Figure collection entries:
····················

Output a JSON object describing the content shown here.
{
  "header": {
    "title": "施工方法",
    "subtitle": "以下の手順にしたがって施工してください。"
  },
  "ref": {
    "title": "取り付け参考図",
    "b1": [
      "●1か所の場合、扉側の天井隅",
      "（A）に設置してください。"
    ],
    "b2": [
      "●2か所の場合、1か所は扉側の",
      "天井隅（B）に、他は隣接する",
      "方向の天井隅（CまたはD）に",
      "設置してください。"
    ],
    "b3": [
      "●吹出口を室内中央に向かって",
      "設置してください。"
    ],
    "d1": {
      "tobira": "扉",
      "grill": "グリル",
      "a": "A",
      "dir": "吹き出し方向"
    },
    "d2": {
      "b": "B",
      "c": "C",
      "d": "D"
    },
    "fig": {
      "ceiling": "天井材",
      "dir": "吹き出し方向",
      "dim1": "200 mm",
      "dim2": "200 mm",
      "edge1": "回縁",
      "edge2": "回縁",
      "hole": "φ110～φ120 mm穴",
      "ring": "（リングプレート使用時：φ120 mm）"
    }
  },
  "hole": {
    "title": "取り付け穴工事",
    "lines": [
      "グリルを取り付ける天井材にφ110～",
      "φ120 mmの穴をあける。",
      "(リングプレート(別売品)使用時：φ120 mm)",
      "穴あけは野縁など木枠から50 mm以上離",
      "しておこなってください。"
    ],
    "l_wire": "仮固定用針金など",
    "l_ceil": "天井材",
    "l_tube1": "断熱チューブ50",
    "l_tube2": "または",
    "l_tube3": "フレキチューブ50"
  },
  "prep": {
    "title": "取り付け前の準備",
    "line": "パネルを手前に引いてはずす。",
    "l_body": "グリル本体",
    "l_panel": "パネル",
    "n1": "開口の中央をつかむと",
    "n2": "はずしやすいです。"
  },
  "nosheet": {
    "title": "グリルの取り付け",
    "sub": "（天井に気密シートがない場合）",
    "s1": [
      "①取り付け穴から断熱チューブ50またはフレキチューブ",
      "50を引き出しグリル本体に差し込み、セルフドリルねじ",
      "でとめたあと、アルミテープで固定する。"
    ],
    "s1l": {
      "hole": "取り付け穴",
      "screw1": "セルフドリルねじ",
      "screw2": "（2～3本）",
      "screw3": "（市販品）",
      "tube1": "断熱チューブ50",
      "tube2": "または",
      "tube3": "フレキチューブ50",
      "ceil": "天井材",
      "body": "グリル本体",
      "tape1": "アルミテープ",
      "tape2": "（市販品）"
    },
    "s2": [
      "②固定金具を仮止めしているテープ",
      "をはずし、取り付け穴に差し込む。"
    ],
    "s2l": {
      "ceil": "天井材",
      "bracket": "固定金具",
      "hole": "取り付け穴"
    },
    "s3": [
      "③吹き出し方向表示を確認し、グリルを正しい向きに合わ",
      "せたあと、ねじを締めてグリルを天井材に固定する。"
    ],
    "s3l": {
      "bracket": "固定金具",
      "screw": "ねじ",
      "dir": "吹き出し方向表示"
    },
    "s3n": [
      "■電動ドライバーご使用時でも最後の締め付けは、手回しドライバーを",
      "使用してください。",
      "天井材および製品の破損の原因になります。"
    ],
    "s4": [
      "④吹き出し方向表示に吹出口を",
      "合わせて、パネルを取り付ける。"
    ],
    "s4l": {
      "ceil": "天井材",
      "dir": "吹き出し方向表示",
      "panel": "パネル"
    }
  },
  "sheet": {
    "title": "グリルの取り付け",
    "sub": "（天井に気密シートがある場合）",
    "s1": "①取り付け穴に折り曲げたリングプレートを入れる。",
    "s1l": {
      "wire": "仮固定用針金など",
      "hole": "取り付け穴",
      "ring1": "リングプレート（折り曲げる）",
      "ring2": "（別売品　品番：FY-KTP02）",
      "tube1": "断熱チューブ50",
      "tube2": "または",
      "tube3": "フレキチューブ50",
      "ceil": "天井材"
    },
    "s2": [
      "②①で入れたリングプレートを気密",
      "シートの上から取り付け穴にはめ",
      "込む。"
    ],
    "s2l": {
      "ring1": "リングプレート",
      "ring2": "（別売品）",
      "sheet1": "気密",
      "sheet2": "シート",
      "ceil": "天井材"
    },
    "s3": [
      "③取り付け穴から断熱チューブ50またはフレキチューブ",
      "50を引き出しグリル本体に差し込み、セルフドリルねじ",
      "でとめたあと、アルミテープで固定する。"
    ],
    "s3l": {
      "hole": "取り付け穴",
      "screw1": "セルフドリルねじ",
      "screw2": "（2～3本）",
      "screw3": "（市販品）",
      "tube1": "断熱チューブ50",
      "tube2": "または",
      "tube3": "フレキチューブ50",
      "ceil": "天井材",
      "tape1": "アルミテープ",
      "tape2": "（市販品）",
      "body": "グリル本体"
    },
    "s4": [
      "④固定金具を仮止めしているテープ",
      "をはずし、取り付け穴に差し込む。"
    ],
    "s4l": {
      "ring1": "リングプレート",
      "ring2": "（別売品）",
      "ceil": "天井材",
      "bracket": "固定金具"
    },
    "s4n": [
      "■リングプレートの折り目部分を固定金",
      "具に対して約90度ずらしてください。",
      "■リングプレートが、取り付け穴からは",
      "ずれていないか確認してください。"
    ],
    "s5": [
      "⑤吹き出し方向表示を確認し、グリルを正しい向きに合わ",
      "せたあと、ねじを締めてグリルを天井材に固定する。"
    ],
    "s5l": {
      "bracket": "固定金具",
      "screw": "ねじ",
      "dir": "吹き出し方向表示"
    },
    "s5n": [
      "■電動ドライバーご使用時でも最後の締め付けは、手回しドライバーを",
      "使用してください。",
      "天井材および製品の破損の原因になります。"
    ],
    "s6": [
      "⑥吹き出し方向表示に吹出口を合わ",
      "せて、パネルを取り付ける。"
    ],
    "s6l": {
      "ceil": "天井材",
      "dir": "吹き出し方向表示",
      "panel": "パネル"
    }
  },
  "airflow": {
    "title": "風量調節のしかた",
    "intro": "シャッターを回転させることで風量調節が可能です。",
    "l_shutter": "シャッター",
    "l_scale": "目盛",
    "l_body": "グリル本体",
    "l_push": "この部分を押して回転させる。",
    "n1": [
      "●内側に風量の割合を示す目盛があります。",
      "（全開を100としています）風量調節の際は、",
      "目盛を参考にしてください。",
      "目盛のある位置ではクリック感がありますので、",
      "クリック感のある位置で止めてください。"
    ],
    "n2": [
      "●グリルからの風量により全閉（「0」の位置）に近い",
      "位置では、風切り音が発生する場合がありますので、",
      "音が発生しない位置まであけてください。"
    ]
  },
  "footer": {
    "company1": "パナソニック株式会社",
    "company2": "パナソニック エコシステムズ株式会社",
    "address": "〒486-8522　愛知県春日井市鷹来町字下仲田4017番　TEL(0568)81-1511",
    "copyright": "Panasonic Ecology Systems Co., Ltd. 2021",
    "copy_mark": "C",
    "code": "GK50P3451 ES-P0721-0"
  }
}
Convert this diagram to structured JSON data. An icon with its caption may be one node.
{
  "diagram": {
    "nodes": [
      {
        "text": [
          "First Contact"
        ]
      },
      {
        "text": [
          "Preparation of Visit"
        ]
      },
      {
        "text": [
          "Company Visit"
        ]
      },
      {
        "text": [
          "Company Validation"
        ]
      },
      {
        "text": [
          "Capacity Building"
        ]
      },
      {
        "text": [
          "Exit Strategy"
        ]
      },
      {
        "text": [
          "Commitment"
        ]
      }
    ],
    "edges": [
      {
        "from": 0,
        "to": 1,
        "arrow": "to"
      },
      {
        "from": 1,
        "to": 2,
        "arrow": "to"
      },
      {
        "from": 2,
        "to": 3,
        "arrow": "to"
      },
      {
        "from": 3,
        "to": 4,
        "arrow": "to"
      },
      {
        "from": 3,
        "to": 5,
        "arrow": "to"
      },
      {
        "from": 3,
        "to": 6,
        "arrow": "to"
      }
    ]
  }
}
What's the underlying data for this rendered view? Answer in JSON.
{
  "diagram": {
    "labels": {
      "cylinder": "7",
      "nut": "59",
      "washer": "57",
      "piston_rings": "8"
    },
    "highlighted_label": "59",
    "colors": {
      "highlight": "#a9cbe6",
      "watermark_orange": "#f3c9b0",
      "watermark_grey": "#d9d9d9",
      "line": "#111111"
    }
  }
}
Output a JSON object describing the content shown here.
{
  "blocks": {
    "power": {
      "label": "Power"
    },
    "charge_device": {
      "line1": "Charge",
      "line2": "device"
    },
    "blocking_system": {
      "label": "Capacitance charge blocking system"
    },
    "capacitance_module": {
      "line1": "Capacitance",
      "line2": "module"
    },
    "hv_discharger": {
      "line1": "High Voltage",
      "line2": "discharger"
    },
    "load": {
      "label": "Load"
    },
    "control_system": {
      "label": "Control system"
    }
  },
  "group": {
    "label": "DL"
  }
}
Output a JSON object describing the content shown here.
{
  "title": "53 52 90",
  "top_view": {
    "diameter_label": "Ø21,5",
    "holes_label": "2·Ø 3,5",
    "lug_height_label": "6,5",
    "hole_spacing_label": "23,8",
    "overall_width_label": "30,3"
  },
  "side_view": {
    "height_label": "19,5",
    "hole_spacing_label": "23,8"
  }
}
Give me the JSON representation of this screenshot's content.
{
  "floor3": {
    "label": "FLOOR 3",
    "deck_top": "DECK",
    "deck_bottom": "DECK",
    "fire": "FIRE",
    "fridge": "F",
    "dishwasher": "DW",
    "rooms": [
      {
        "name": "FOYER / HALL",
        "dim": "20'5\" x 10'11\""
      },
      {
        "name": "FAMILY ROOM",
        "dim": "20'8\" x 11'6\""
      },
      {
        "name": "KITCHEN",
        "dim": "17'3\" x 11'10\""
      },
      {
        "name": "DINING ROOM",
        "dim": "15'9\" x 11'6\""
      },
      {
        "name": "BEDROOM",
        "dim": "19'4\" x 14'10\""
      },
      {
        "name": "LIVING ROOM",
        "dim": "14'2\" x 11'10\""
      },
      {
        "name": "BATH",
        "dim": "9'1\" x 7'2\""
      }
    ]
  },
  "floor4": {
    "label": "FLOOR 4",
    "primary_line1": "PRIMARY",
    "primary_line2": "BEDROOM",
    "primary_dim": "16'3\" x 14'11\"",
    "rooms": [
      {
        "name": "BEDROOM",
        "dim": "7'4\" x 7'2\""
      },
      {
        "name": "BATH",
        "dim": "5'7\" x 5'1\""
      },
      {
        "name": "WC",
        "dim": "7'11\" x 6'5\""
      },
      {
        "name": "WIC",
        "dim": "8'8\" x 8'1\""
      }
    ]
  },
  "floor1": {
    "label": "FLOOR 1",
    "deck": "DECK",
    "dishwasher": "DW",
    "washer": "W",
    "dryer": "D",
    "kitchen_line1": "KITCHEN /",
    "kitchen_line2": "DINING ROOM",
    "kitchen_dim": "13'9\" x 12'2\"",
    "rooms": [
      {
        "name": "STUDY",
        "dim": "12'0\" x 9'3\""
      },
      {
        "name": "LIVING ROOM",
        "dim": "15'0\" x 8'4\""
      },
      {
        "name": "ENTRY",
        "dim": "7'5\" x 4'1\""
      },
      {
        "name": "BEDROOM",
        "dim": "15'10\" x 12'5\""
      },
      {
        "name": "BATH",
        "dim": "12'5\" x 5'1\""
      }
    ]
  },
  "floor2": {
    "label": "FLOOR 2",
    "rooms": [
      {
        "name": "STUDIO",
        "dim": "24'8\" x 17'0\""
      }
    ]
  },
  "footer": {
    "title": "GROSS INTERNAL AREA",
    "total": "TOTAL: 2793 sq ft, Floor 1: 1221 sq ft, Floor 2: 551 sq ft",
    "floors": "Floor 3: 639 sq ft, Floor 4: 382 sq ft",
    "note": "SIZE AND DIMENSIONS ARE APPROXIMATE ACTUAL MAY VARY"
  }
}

····················

• GIVEN EXERCISE:
Look through the entries above and report each line where the string "DECK" occurs.

• SOLUTION BELOW:
    "deck_top": "DECK",
    "deck_bottom": "DECK",
    "deck": "DECK",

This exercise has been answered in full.